◆ Problem to work on:
Collect every line that includes the string "ffffff".

◆ Material for this task:
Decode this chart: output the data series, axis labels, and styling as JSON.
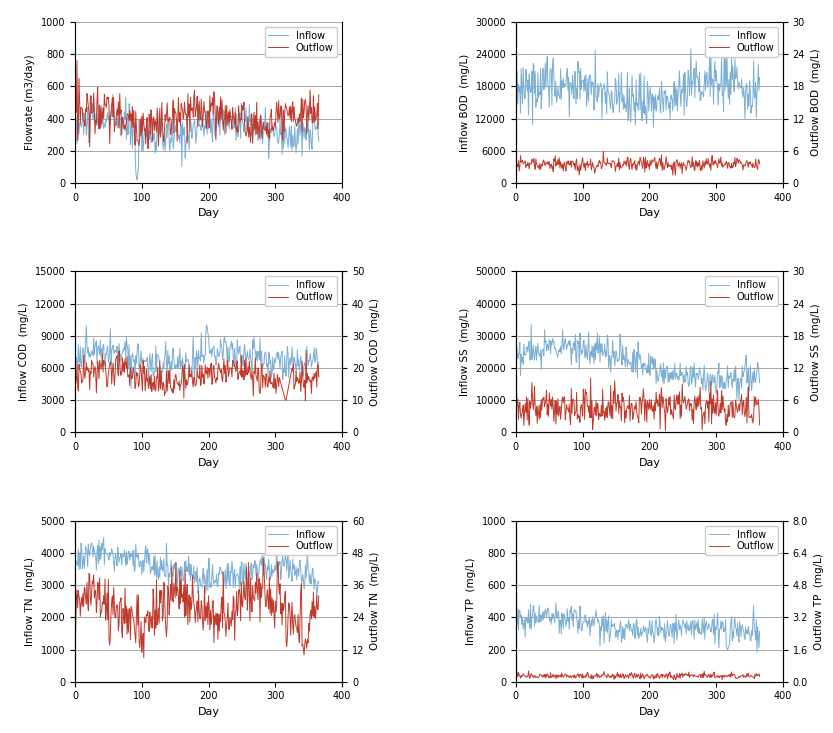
{
  "subplots": [
    {
      "left_label": "Flowrate (m3/day)",
      "right_label": "",
      "left_ylim": [
        0,
        1000
      ],
      "right_ylim": null,
      "left_yticks": [
        0,
        200,
        400,
        600,
        800,
        1000
      ],
      "right_yticks": null,
      "dual_axis": false,
      "inflow_color": "#7cafd4",
      "outflow_color": "#c0392b"
    },
    {
      "left_label": "Inflow BOD  (mg/L)",
      "right_label": "Outflow BOD  (mg/L)",
      "left_ylim": [
        0,
        30000
      ],
      "right_ylim": [
        0,
        30
      ],
      "left_yticks": [
        0,
        6000,
        12000,
        18000,
        24000,
        30000
      ],
      "right_yticks": [
        0,
        6,
        12,
        18,
        24,
        30
      ],
      "dual_axis": true,
      "inflow_color": "#7cafd4",
      "outflow_color": "#c0392b"
    },
    {
      "left_label": "Inflow COD  (mg/L)",
      "right_label": "Outflow COD  (mg/L)",
      "left_ylim": [
        0,
        15000
      ],
      "right_ylim": [
        0,
        50
      ],
      "left_yticks": [
        0,
        3000,
        6000,
        9000,
        12000,
        15000
      ],
      "right_yticks": [
        0,
        10,
        20,
        30,
        40,
        50
      ],
      "dual_axis": true,
      "inflow_color": "#7cafd4",
      "outflow_color": "#c0392b"
    },
    {
      "left_label": "Inflow SS  (mg/L)",
      "right_label": "Outflow SS  (mg/L)",
      "left_ylim": [
        0,
        50000
      ],
      "right_ylim": [
        0,
        30
      ],
      "left_yticks": [
        0,
        10000,
        20000,
        30000,
        40000,
        50000
      ],
      "right_yticks": [
        0,
        6,
        12,
        18,
        24,
        30
      ],
      "dual_axis": true,
      "inflow_color": "#7cafd4",
      "outflow_color": "#c0392b"
    },
    {
      "left_label": "Inflow TN  (mg/L)",
      "right_label": "Outflow TN  (mg/L)",
      "left_ylim": [
        0,
        5000
      ],
      "right_ylim": [
        0,
        60
      ],
      "left_yticks": [
        0,
        1000,
        2000,
        3000,
        4000,
        5000
      ],
      "right_yticks": [
        0,
        12,
        24,
        36,
        48,
        60
      ],
      "dual_axis": true,
      "inflow_color": "#7cafd4",
      "outflow_color": "#c0392b"
    },
    {
      "left_label": "Inflow TP  (mg/L)",
      "right_label": "Outflow TP  (mg/L)",
      "left_ylim": [
        0,
        1000
      ],
      "right_ylim": [
        0,
        8.0
      ],
      "left_yticks": [
        0,
        200,
        400,
        600,
        800,
        1000
      ],
      "right_yticks": [
        0.0,
        1.6,
        3.2,
        4.8,
        6.4,
        8.0
      ],
      "dual_axis": true,
      "inflow_color": "#7cafd4",
      "outflow_color": "#c0392b"
    }
  ],
  "n_days": 365,
  "xlabel": "Day",
  "xticks": [
    0,
    100,
    200,
    300,
    400
  ],
  "xlim": [
    0,
    400
  ],
  "legend_inflow": "Inflow",
  "legend_outflow": "Outflow",
  "grid_color": "#999999",
  "grid_linewidth": 0.6,
  "line_linewidth": 0.7,
  "background_color": "#ffffff",
  "fig_facecolor": "#ffffff"
}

◆ Written response:
  "background_color": "#ffffff",
  "fig_facecolor": "#ffffff"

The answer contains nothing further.